(Extracted records)

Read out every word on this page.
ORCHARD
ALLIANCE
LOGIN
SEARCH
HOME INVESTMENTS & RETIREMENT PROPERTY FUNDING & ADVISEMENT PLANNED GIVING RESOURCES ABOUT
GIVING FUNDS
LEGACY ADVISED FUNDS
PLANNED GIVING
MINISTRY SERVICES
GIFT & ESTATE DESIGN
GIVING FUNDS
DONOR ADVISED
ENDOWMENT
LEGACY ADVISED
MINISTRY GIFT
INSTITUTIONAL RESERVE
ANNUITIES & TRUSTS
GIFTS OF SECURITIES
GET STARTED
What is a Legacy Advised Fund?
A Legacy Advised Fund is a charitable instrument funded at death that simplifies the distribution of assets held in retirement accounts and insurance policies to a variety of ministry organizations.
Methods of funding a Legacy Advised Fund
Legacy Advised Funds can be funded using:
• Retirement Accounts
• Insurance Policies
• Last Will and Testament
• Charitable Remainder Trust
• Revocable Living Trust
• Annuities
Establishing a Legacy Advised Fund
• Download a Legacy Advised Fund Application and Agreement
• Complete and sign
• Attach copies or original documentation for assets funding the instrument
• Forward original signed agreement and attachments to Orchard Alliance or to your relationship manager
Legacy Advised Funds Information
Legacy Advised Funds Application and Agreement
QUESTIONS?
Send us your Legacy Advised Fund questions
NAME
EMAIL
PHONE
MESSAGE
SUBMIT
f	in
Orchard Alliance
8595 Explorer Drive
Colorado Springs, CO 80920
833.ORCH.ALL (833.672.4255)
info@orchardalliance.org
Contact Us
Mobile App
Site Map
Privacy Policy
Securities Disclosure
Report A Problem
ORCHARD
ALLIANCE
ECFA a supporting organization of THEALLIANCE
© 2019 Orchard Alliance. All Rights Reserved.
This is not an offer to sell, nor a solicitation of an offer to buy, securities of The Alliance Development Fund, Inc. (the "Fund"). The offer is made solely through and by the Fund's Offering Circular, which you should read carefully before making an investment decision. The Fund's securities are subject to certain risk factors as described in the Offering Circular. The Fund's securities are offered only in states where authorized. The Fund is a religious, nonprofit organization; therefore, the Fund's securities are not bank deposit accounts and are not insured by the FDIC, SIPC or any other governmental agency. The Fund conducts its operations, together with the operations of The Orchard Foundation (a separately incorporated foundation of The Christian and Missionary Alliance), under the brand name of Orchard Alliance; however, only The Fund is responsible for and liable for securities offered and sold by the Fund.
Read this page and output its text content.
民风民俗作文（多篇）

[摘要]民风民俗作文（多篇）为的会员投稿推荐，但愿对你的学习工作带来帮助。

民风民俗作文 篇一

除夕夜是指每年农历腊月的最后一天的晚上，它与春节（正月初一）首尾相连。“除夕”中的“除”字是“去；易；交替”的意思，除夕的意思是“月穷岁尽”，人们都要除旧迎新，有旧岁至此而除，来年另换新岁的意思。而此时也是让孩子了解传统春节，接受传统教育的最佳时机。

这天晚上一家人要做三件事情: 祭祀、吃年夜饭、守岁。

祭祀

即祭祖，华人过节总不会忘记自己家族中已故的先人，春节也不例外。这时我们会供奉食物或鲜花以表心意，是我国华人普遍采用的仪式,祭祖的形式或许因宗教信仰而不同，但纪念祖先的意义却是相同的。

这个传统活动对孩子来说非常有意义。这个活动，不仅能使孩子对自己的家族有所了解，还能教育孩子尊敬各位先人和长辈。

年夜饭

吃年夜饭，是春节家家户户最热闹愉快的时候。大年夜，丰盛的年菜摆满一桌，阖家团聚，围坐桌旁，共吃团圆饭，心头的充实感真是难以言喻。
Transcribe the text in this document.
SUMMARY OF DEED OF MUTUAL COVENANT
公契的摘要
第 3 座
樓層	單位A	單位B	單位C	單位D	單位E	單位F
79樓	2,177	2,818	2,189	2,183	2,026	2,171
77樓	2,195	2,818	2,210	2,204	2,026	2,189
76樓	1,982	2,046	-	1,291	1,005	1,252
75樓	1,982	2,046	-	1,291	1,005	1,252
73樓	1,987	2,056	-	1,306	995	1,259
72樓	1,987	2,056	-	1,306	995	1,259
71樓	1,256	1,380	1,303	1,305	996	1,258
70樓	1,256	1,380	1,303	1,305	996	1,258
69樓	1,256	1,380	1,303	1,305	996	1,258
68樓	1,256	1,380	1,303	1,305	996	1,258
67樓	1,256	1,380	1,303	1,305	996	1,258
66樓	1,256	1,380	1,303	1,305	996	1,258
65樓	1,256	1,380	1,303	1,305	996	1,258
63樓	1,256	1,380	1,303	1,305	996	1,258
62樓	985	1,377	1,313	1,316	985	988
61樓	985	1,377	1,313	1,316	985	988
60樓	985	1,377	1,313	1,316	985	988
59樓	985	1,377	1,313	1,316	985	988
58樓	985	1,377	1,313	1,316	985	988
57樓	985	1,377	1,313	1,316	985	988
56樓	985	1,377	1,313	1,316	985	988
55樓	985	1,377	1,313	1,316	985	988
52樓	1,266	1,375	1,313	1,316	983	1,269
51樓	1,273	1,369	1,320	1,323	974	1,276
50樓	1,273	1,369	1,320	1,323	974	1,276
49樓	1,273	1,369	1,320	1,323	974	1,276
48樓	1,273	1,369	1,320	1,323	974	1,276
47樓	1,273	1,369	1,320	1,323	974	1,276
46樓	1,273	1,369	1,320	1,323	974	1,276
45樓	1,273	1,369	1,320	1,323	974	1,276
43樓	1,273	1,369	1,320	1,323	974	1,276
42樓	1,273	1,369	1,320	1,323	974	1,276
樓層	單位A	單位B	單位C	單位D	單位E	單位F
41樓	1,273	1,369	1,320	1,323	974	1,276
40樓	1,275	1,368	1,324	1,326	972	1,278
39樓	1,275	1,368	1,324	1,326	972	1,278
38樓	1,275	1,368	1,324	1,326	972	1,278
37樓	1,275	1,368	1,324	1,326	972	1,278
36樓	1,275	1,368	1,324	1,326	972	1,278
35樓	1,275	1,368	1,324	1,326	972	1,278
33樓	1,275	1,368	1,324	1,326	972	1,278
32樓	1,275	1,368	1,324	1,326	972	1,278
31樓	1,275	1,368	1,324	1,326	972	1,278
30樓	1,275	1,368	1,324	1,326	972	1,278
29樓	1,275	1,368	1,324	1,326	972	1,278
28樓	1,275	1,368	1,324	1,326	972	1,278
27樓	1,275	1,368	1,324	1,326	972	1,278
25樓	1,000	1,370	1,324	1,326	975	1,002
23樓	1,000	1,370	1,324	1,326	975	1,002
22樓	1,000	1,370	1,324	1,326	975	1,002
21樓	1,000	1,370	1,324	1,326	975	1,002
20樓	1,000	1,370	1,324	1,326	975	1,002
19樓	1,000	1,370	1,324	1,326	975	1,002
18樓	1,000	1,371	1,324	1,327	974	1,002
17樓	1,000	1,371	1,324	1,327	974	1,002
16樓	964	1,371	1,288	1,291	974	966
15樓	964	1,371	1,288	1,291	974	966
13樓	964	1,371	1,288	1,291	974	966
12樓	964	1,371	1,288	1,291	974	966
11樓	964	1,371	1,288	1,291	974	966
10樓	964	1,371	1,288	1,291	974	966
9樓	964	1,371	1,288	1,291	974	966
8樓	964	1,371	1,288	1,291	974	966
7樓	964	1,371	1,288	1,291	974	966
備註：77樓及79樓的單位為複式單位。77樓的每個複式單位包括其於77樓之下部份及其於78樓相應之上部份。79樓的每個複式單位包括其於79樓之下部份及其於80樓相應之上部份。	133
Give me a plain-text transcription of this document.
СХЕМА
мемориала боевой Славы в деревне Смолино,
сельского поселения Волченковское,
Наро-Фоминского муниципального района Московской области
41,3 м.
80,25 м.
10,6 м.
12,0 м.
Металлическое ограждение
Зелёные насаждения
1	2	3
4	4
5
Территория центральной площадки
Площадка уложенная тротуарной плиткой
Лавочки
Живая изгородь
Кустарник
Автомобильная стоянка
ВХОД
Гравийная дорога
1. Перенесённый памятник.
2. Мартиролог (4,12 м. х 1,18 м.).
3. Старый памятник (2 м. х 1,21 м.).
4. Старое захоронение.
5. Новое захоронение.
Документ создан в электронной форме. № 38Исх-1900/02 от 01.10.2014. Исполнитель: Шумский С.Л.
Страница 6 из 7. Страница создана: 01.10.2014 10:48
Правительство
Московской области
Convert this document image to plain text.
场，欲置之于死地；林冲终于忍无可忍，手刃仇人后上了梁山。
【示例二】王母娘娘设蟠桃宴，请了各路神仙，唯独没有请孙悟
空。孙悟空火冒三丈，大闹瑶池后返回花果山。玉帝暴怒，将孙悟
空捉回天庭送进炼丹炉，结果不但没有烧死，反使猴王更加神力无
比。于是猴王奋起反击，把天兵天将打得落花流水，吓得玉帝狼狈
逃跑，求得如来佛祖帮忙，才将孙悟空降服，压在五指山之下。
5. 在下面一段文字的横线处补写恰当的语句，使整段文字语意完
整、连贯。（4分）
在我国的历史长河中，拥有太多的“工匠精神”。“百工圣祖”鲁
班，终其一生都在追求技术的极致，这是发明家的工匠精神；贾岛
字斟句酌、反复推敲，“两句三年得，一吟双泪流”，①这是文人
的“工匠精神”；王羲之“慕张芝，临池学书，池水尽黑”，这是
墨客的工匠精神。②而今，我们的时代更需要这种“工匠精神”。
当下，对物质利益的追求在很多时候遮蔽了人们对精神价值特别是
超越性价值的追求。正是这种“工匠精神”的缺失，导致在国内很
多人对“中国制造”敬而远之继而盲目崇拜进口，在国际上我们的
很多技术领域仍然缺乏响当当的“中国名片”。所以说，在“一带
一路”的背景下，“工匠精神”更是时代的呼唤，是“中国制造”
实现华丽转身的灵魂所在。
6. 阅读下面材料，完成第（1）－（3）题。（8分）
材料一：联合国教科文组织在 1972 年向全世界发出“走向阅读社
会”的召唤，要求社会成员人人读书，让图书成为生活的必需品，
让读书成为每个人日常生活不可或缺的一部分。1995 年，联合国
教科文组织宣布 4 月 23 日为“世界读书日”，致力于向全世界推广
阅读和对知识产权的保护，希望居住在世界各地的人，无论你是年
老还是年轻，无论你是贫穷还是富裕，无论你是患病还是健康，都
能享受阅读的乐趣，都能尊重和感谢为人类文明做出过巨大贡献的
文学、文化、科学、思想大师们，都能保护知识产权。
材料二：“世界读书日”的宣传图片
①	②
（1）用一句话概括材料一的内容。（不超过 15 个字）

- **Stated goal**: Filter the entries down to the lines with the word "中国制造" in them.

- **Written response**:
多人对“中国制造”敬而远之继而盲目崇拜进口，在国际上我们的
一路”的背景下，“工匠精神”更是时代的呼唤，是“中国制造”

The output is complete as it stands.